● **Requirement**: Nothing in the data should change when you return it, but leave the pictures out.

● **Provided entries**:
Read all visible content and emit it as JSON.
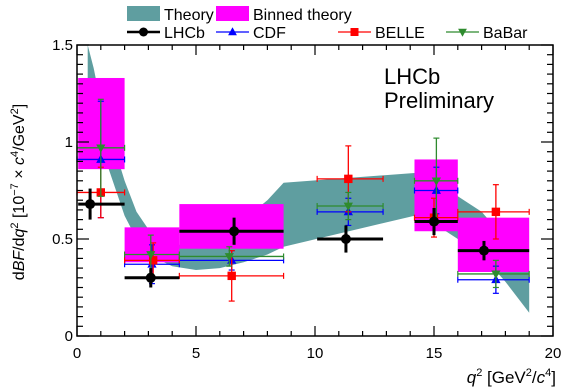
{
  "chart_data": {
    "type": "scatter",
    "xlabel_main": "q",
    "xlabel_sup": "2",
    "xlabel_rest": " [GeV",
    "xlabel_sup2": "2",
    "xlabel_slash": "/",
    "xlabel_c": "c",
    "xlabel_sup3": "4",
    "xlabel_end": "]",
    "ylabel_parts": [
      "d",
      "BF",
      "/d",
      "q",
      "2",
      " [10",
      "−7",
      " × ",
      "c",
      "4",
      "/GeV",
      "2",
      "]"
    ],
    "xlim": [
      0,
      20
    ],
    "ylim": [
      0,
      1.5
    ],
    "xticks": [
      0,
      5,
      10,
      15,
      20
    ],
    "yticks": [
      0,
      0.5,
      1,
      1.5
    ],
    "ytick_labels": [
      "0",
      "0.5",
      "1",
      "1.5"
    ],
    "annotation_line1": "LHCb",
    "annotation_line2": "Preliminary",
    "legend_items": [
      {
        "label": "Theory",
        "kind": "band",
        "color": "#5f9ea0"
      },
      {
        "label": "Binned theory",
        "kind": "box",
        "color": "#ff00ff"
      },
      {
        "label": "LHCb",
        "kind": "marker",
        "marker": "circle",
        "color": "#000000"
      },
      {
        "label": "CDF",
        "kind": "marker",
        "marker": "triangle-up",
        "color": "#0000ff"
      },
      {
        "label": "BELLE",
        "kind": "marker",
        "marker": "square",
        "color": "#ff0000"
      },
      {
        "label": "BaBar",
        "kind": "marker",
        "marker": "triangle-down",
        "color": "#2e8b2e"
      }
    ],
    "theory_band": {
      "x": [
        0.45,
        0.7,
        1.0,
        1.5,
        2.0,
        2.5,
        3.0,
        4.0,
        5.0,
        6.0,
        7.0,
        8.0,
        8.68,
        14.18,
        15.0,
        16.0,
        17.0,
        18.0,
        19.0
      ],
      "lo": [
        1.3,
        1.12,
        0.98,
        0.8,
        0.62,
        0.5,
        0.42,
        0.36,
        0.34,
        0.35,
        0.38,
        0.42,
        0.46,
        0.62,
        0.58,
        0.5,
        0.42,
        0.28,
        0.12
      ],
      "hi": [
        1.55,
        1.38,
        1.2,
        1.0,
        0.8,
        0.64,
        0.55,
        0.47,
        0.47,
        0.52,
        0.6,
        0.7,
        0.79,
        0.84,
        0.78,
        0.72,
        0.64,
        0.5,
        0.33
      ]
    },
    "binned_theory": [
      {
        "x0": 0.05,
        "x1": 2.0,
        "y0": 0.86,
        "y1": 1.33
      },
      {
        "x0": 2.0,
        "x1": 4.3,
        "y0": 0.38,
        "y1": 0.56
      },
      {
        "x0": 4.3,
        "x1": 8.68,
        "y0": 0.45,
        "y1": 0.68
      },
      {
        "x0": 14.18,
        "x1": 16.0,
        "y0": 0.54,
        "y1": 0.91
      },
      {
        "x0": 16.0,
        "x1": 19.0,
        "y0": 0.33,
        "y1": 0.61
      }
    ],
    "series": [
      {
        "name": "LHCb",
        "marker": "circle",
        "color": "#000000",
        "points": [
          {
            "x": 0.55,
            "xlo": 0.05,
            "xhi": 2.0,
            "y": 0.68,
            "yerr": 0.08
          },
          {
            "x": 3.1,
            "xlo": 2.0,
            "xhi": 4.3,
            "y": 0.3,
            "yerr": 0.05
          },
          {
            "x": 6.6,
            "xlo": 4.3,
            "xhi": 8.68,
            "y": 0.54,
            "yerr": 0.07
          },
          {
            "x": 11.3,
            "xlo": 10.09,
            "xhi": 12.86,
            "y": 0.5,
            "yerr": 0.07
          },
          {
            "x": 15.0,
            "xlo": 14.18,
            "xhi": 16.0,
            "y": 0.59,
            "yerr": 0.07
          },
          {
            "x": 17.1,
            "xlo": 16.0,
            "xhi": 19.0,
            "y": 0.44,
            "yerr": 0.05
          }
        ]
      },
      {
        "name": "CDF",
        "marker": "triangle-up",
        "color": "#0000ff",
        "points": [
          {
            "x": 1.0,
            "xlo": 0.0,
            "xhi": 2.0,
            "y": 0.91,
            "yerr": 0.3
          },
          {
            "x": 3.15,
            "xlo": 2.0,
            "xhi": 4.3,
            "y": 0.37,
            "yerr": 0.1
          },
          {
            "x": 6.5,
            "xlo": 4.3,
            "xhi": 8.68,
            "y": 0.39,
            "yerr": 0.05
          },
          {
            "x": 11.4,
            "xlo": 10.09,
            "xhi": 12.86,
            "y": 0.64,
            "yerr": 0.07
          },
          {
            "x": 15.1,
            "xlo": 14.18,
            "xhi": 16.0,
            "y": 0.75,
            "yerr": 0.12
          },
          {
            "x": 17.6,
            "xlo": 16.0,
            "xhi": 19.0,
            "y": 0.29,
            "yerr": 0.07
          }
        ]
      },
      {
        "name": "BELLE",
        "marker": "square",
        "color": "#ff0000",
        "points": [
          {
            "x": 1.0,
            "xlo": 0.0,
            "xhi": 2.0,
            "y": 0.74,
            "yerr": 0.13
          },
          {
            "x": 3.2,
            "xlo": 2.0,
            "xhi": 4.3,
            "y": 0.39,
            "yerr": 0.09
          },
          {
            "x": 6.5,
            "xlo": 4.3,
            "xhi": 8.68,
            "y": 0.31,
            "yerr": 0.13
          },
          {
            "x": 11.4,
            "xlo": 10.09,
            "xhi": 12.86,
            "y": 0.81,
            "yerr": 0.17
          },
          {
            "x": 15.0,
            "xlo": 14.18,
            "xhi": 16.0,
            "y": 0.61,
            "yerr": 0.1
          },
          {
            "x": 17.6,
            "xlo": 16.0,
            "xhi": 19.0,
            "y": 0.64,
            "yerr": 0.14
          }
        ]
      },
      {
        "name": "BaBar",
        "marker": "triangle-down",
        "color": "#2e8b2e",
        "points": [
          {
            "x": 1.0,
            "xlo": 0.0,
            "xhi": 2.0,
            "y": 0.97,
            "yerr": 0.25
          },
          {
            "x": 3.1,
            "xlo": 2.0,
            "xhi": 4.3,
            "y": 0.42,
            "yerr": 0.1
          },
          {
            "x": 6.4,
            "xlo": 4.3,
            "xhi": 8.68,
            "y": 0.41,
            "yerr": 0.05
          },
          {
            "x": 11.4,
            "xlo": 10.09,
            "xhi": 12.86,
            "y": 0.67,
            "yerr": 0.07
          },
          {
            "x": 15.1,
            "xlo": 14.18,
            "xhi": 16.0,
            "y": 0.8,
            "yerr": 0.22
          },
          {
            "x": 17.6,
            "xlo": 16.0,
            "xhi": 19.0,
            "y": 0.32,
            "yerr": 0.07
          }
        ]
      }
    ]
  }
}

● **Task result**:
Read all visible content and emit it as JSON.
{
  "chart_data": {
    "type": "scatter",
    "xlabel_main": "q",
    "xlabel_sup": "2",
    "xlabel_rest": " [GeV",
    "xlabel_sup2": "2",
    "xlabel_slash": "/",
    "xlabel_c": "c",
    "xlabel_sup3": "4",
    "xlabel_end": "]",
    "ylabel_parts": [
      "d",
      "BF",
      "/d",
      "q",
      "2",
      " [10",
      "−7",
      " × ",
      "c",
      "4",
      "/GeV",
      "2",
      "]"
    ],
    "xlim": [
      0,
      20
    ],
    "ylim": [
      0,
      1.5
    ],
    "xticks": [
      0,
      5,
      10,
      15,
      20
    ],
    "yticks": [
      0,
      0.5,
      1,
      1.5
    ],
    "ytick_labels": [
      "0",
      "0.5",
      "1",
      "1.5"
    ],
    "annotation_line1": "LHCb",
    "annotation_line2": "Preliminary",
    "legend_items": [
      {
        "label": "Theory",
        "kind": "band",
        "color": "#5f9ea0"
      },
      {
        "label": "Binned theory",
        "kind": "box",
        "color": "#ff00ff"
      },
      {
        "label": "LHCb",
        "kind": "marker",
        "marker": "circle",
        "color": "#000000"
      },
      {
        "label": "CDF",
        "kind": "marker",
        "marker": "triangle-up",
        "color": "#0000ff"
      },
      {
        "label": "BELLE",
        "kind": "marker",
        "marker": "square",
        "color": "#ff0000"
      },
      {
        "label": "BaBar",
        "kind": "marker",
        "marker": "triangle-down",
        "color": "#2e8b2e"
      }
    ],
    "theory_band": {
      "x": [
        0.45,
        0.7,
        1.0,
        1.5,
        2.0,
        2.5,
        3.0,
        4.0,
        5.0,
        6.0,
        7.0,
        8.0,
        8.68,
        14.18,
        15.0,
        16.0,
        17.0,
        18.0,
        19.0
      ],
      "lo": [
        1.3,
        1.12,
        0.98,
        0.8,
        0.62,
        0.5,
        0.42,
        0.36,
        0.34,
        0.35,
        0.38,
        0.42,
        0.46,
        0.62,
        0.58,
        0.5,
        0.42,
        0.28,
        0.12
      ],
      "hi": [
        1.55,
        1.38,
        1.2,
        1.0,
        0.8,
        0.64,
        0.55,
        0.47,
        0.47,
        0.52,
        0.6,
        0.7,
        0.79,
        0.84,
        0.78,
        0.72,
        0.64,
        0.5,
        0.33
      ]
    },
    "binned_theory": [
      {
        "x0": 0.05,
        "x1": 2.0,
        "y0": 0.86,
        "y1": 1.33
      },
      {
        "x0": 2.0,
        "x1": 4.3,
        "y0": 0.38,
        "y1": 0.56
      },
      {
        "x0": 4.3,
        "x1": 8.68,
        "y0": 0.45,
        "y1": 0.68
      },
      {
        "x0": 14.18,
        "x1": 16.0,
        "y0": 0.54,
        "y1": 0.91
      },
      {
        "x0": 16.0,
        "x1": 19.0,
        "y0": 0.33,
        "y1": 0.61
      }
    ],
    "series": [
      {
        "name": "LHCb",
        "marker": "circle",
        "color": "#000000",
        "points": [
          {
            "x": 0.55,
            "xlo": 0.05,
            "xhi": 2.0,
            "y": 0.68,
            "yerr": 0.08
          },
          {
            "x": 3.1,
            "xlo": 2.0,
            "xhi": 4.3,
            "y": 0.3,
            "yerr": 0.05
          },
          {
            "x": 6.6,
            "xlo": 4.3,
            "xhi": 8.68,
            "y": 0.54,
            "yerr": 0.07
          },
          {
            "x": 11.3,
            "xlo": 10.09,
            "xhi": 12.86,
            "y": 0.5,
            "yerr": 0.07
          },
          {
            "x": 15.0,
            "xlo": 14.18,
            "xhi": 16.0,
            "y": 0.59,
            "yerr": 0.07
          },
          {
            "x": 17.1,
            "xlo": 16.0,
            "xhi": 19.0,
            "y": 0.44,
            "yerr": 0.05
          }
        ]
      },
      {
        "name": "CDF",
        "marker": "triangle-up",
        "color": "#0000ff",
        "points": [
          {
            "x": 1.0,
            "xlo": 0.0,
            "xhi": 2.0,
            "y": 0.91,
            "yerr": 0.3
          },
          {
            "x": 3.15,
            "xlo": 2.0,
            "xhi": 4.3,
            "y": 0.37,
            "yerr": 0.1
          },
          {
            "x": 6.5,
            "xlo": 4.3,
            "xhi": 8.68,
            "y": 0.39,
            "yerr": 0.05
          },
          {
            "x": 11.4,
            "xlo": 10.09,
            "xhi": 12.86,
            "y": 0.64,
            "yerr": 0.07
          },
          {
            "x": 15.1,
            "xlo": 14.18,
            "xhi": 16.0,
            "y": 0.75,
            "yerr": 0.12
          },
          {
            "x": 17.6,
            "xlo": 16.0,
            "xhi": 19.0,
            "y": 0.29,
            "yerr": 0.07
          }
        ]
      },
      {
        "name": "BELLE",
        "marker": "square",
        "color": "#ff0000",
        "points": [
          {
            "x": 1.0,
            "xlo": 0.0,
            "xhi": 2.0,
            "y": 0.74,
            "yerr": 0.13
          },
          {
            "x": 3.2,
            "xlo": 2.0,
            "xhi": 4.3,
            "y": 0.39,
            "yerr": 0.09
          },
          {
            "x": 6.5,
            "xlo": 4.3,
            "xhi": 8.68,
            "y": 0.31,
            "yerr": 0.13
          },
          {
            "x": 11.4,
            "xlo": 10.09,
            "xhi": 12.86,
            "y": 0.81,
            "yerr": 0.17
          },
          {
            "x": 15.0,
            "xlo": 14.18,
            "xhi": 16.0,
            "y": 0.61,
            "yerr": 0.1
          },
          {
            "x": 17.6,
            "xlo": 16.0,
            "xhi": 19.0,
            "y": 0.64,
            "yerr": 0.14
          }
        ]
      },
      {
        "name": "BaBar",
        "marker": "triangle-down",
        "color": "#2e8b2e",
        "points": [
          {
            "x": 1.0,
            "xlo": 0.0,
            "xhi": 2.0,
            "y": 0.97,
            "yerr": 0.25
          },
          {
            "x": 3.1,
            "xlo": 2.0,
            "xhi": 4.3,
            "y": 0.42,
            "yerr": 0.1
          },
          {
            "x": 6.4,
            "xlo": 4.3,
            "xhi": 8.68,
            "y": 0.41,
            "yerr": 0.05
          },
          {
            "x": 11.4,
            "xlo": 10.09,
            "xhi": 12.86,
            "y": 0.67,
            "yerr": 0.07
          },
          {
            "x": 15.1,
            "xlo": 14.18,
            "xhi": 16.0,
            "y": 0.8,
            "yerr": 0.22
          },
          {
            "x": 17.6,
            "xlo": 16.0,
            "xhi": 19.0,
            "y": 0.32,
            "yerr": 0.07
          }
        ]
      }
    ]
  }
}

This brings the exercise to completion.